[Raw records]
* start *
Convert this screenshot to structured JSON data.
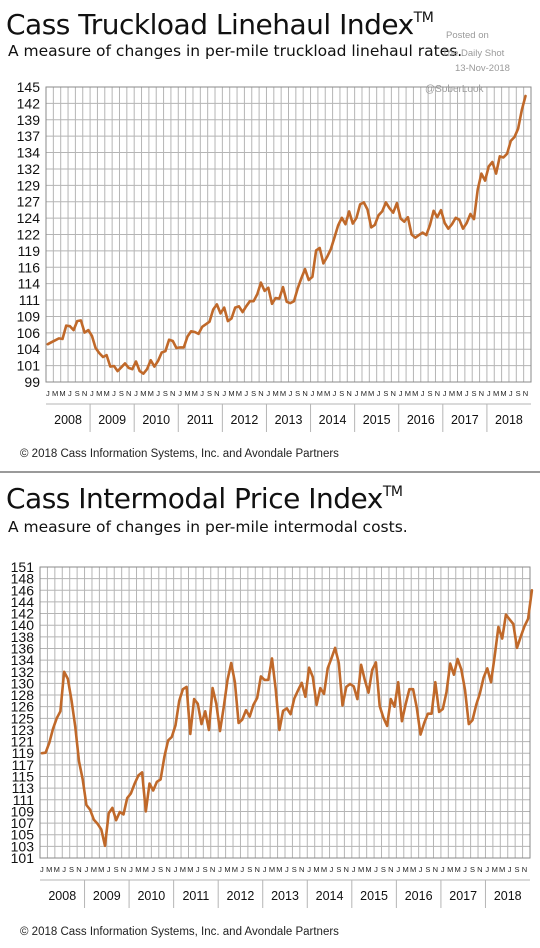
{
  "posted": {
    "line1": "Posted on",
    "line2": "The Daily Shot",
    "line3": "13-Nov-2018",
    "handle": "@SoberLook"
  },
  "colors": {
    "line": "#c0692a",
    "grid": "#b5b5b5",
    "frame": "#8a8a8a"
  },
  "chart_data": [
    {
      "type": "line",
      "title": "Cass Truckload Linehaul Index",
      "title_mark": "TM",
      "subtitle": "A measure of changes in per-mile truckload linehaul rates.",
      "source": "© 2018 Cass Information Systems, Inc. and Avondale Partners",
      "x_month_labels": [
        "J",
        "M",
        "M",
        "J",
        "S",
        "N"
      ],
      "years": [
        "2008",
        "2009",
        "2010",
        "2011",
        "2012",
        "2013",
        "2014",
        "2015",
        "2016",
        "2017",
        "2018"
      ],
      "x_start": "2008-01",
      "x_end": "2018-11",
      "ylim": [
        99,
        145
      ],
      "yticks": [
        "99",
        "101",
        "104",
        "106",
        "109",
        "111",
        "114",
        "116",
        "119",
        "122",
        "124",
        "127",
        "129",
        "132",
        "134",
        "137",
        "139",
        "142",
        "145"
      ],
      "series": [
        {
          "values": [
            104.9,
            105.2,
            105.5,
            105.8,
            105.7,
            107.8,
            107.7,
            107.1,
            108.5,
            108.6,
            106.7,
            107.1,
            106.2,
            104.3,
            103.5,
            102.9,
            103.2,
            101.4,
            101.5,
            100.7,
            101.3,
            101.9,
            101.2,
            101.0,
            102.2,
            100.7,
            100.3,
            101.0,
            102.4,
            101.4,
            102.3,
            103.6,
            103.8,
            105.6,
            105.4,
            104.3,
            104.4,
            104.4,
            106.1,
            106.9,
            106.8,
            106.5,
            107.6,
            108.0,
            108.4,
            110.3,
            111.1,
            109.7,
            110.6,
            108.5,
            108.9,
            110.6,
            110.8,
            109.9,
            110.8,
            111.6,
            111.6,
            112.7,
            114.5,
            113.2,
            113.7,
            111.2,
            112.1,
            112.0,
            113.8,
            111.5,
            111.3,
            111.6,
            113.6,
            115.2,
            116.6,
            114.9,
            115.4,
            119.5,
            119.9,
            117.5,
            118.5,
            119.7,
            121.5,
            123.4,
            124.6,
            123.6,
            125.6,
            123.7,
            124.6,
            126.7,
            127.0,
            125.9,
            123.1,
            123.5,
            125.0,
            125.6,
            127.0,
            126.1,
            125.4,
            126.9,
            124.5,
            124.0,
            124.7,
            122.0,
            121.5,
            121.9,
            122.3,
            121.9,
            123.5,
            125.7,
            124.7,
            125.8,
            123.8,
            122.9,
            123.6,
            124.6,
            124.3,
            122.9,
            123.8,
            125.2,
            124.4,
            129.0,
            131.5,
            130.4,
            132.6,
            133.3,
            131.5,
            134.2,
            134.0,
            134.6,
            136.6,
            137.2,
            138.5,
            141.4,
            143.6
          ]
        }
      ]
    },
    {
      "type": "line",
      "title": "Cass Intermodal Price Index",
      "title_mark": "TM",
      "subtitle": "A measure of changes in per-mile intermodal costs.",
      "source": "© 2018 Cass Information Systems, Inc. and Avondale Partners",
      "x_month_labels": [
        "J",
        "M",
        "M",
        "J",
        "S",
        "N"
      ],
      "years": [
        "2008",
        "2009",
        "2010",
        "2011",
        "2012",
        "2013",
        "2014",
        "2015",
        "2016",
        "2017",
        "2018"
      ],
      "x_start": "2008-01",
      "x_end": "2018-11",
      "ylim": [
        101,
        151
      ],
      "yticks": [
        "101",
        "103",
        "105",
        "107",
        "109",
        "111",
        "113",
        "115",
        "117",
        "119",
        "121",
        "123",
        "125",
        "126",
        "128",
        "130",
        "132",
        "134",
        "136",
        "138",
        "140",
        "142",
        "144",
        "146",
        "148",
        "151"
      ],
      "series": [
        {
          "values": [
            119.0,
            119.1,
            120.8,
            123.2,
            125.0,
            126.2,
            133.0,
            131.8,
            128.0,
            123.5,
            117.6,
            114.5,
            110.1,
            109.3,
            107.6,
            106.9,
            105.9,
            103.1,
            108.7,
            109.6,
            107.5,
            108.9,
            108.5,
            111.3,
            112.1,
            113.8,
            115.2,
            115.7,
            109.0,
            113.8,
            112.6,
            114.1,
            114.5,
            118.4,
            121.2,
            121.8,
            123.8,
            128.0,
            130.0,
            130.4,
            122.3,
            128.3,
            127.5,
            124.0,
            126.2,
            123.0,
            130.2,
            127.5,
            122.8,
            127.0,
            131.6,
            134.5,
            131.2,
            124.2,
            124.8,
            126.4,
            125.3,
            127.3,
            128.5,
            132.2,
            131.6,
            131.6,
            135.3,
            130.0,
            123.0,
            126.3,
            126.7,
            125.7,
            128.4,
            129.8,
            131.1,
            128.7,
            133.7,
            132.1,
            127.3,
            130.2,
            129.2,
            133.6,
            135.3,
            137.1,
            134.5,
            127.2,
            130.4,
            130.9,
            130.5,
            128.3,
            134.2,
            131.6,
            129.4,
            133.3,
            134.6,
            127.1,
            125.1,
            123.7,
            128.3,
            127.0,
            131.2,
            124.5,
            127.4,
            130.0,
            130.0,
            126.8,
            122.2,
            124.2,
            125.8,
            125.8,
            131.2,
            126.1,
            126.6,
            129.5,
            134.4,
            132.5,
            135.2,
            133.4,
            129.9,
            124.0,
            124.7,
            127.3,
            129.3,
            132.0,
            133.6,
            131.2,
            135.7,
            140.7,
            138.7,
            142.8,
            142.0,
            141.2,
            137.1,
            139.0,
            140.8,
            142.1,
            147.0
          ]
        }
      ]
    }
  ]
}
* end *
* **Given instruction**
Repeat the preceding records precisely, and leave every picture out of the copy.

* **Correct response**
Convert this screenshot to structured JSON data.
{
  "posted": {
    "line1": "Posted on",
    "line2": "The Daily Shot",
    "line3": "13-Nov-2018",
    "handle": "@SoberLook"
  },
  "colors": {
    "line": "#c0692a",
    "grid": "#b5b5b5",
    "frame": "#8a8a8a"
  },
  "chart_data": [
    {
      "type": "line",
      "title": "Cass Truckload Linehaul Index",
      "title_mark": "TM",
      "subtitle": "A measure of changes in per-mile truckload linehaul rates.",
      "source": "© 2018 Cass Information Systems, Inc. and Avondale Partners",
      "x_month_labels": [
        "J",
        "M",
        "M",
        "J",
        "S",
        "N"
      ],
      "years": [
        "2008",
        "2009",
        "2010",
        "2011",
        "2012",
        "2013",
        "2014",
        "2015",
        "2016",
        "2017",
        "2018"
      ],
      "x_start": "2008-01",
      "x_end": "2018-11",
      "ylim": [
        99,
        145
      ],
      "yticks": [
        "99",
        "101",
        "104",
        "106",
        "109",
        "111",
        "114",
        "116",
        "119",
        "122",
        "124",
        "127",
        "129",
        "132",
        "134",
        "137",
        "139",
        "142",
        "145"
      ],
      "series": [
        {
          "values": [
            104.9,
            105.2,
            105.5,
            105.8,
            105.7,
            107.8,
            107.7,
            107.1,
            108.5,
            108.6,
            106.7,
            107.1,
            106.2,
            104.3,
            103.5,
            102.9,
            103.2,
            101.4,
            101.5,
            100.7,
            101.3,
            101.9,
            101.2,
            101.0,
            102.2,
            100.7,
            100.3,
            101.0,
            102.4,
            101.4,
            102.3,
            103.6,
            103.8,
            105.6,
            105.4,
            104.3,
            104.4,
            104.4,
            106.1,
            106.9,
            106.8,
            106.5,
            107.6,
            108.0,
            108.4,
            110.3,
            111.1,
            109.7,
            110.6,
            108.5,
            108.9,
            110.6,
            110.8,
            109.9,
            110.8,
            111.6,
            111.6,
            112.7,
            114.5,
            113.2,
            113.7,
            111.2,
            112.1,
            112.0,
            113.8,
            111.5,
            111.3,
            111.6,
            113.6,
            115.2,
            116.6,
            114.9,
            115.4,
            119.5,
            119.9,
            117.5,
            118.5,
            119.7,
            121.5,
            123.4,
            124.6,
            123.6,
            125.6,
            123.7,
            124.6,
            126.7,
            127.0,
            125.9,
            123.1,
            123.5,
            125.0,
            125.6,
            127.0,
            126.1,
            125.4,
            126.9,
            124.5,
            124.0,
            124.7,
            122.0,
            121.5,
            121.9,
            122.3,
            121.9,
            123.5,
            125.7,
            124.7,
            125.8,
            123.8,
            122.9,
            123.6,
            124.6,
            124.3,
            122.9,
            123.8,
            125.2,
            124.4,
            129.0,
            131.5,
            130.4,
            132.6,
            133.3,
            131.5,
            134.2,
            134.0,
            134.6,
            136.6,
            137.2,
            138.5,
            141.4,
            143.6
          ]
        }
      ]
    },
    {
      "type": "line",
      "title": "Cass Intermodal Price Index",
      "title_mark": "TM",
      "subtitle": "A measure of changes in per-mile intermodal costs.",
      "source": "© 2018 Cass Information Systems, Inc. and Avondale Partners",
      "x_month_labels": [
        "J",
        "M",
        "M",
        "J",
        "S",
        "N"
      ],
      "years": [
        "2008",
        "2009",
        "2010",
        "2011",
        "2012",
        "2013",
        "2014",
        "2015",
        "2016",
        "2017",
        "2018"
      ],
      "x_start": "2008-01",
      "x_end": "2018-11",
      "ylim": [
        101,
        151
      ],
      "yticks": [
        "101",
        "103",
        "105",
        "107",
        "109",
        "111",
        "113",
        "115",
        "117",
        "119",
        "121",
        "123",
        "125",
        "126",
        "128",
        "130",
        "132",
        "134",
        "136",
        "138",
        "140",
        "142",
        "144",
        "146",
        "148",
        "151"
      ],
      "series": [
        {
          "values": [
            119.0,
            119.1,
            120.8,
            123.2,
            125.0,
            126.2,
            133.0,
            131.8,
            128.0,
            123.5,
            117.6,
            114.5,
            110.1,
            109.3,
            107.6,
            106.9,
            105.9,
            103.1,
            108.7,
            109.6,
            107.5,
            108.9,
            108.5,
            111.3,
            112.1,
            113.8,
            115.2,
            115.7,
            109.0,
            113.8,
            112.6,
            114.1,
            114.5,
            118.4,
            121.2,
            121.8,
            123.8,
            128.0,
            130.0,
            130.4,
            122.3,
            128.3,
            127.5,
            124.0,
            126.2,
            123.0,
            130.2,
            127.5,
            122.8,
            127.0,
            131.6,
            134.5,
            131.2,
            124.2,
            124.8,
            126.4,
            125.3,
            127.3,
            128.5,
            132.2,
            131.6,
            131.6,
            135.3,
            130.0,
            123.0,
            126.3,
            126.7,
            125.7,
            128.4,
            129.8,
            131.1,
            128.7,
            133.7,
            132.1,
            127.3,
            130.2,
            129.2,
            133.6,
            135.3,
            137.1,
            134.5,
            127.2,
            130.4,
            130.9,
            130.5,
            128.3,
            134.2,
            131.6,
            129.4,
            133.3,
            134.6,
            127.1,
            125.1,
            123.7,
            128.3,
            127.0,
            131.2,
            124.5,
            127.4,
            130.0,
            130.0,
            126.8,
            122.2,
            124.2,
            125.8,
            125.8,
            131.2,
            126.1,
            126.6,
            129.5,
            134.4,
            132.5,
            135.2,
            133.4,
            129.9,
            124.0,
            124.7,
            127.3,
            129.3,
            132.0,
            133.6,
            131.2,
            135.7,
            140.7,
            138.7,
            142.8,
            142.0,
            141.2,
            137.1,
            139.0,
            140.8,
            142.1,
            147.0
          ]
        }
      ]
    }
  ]
}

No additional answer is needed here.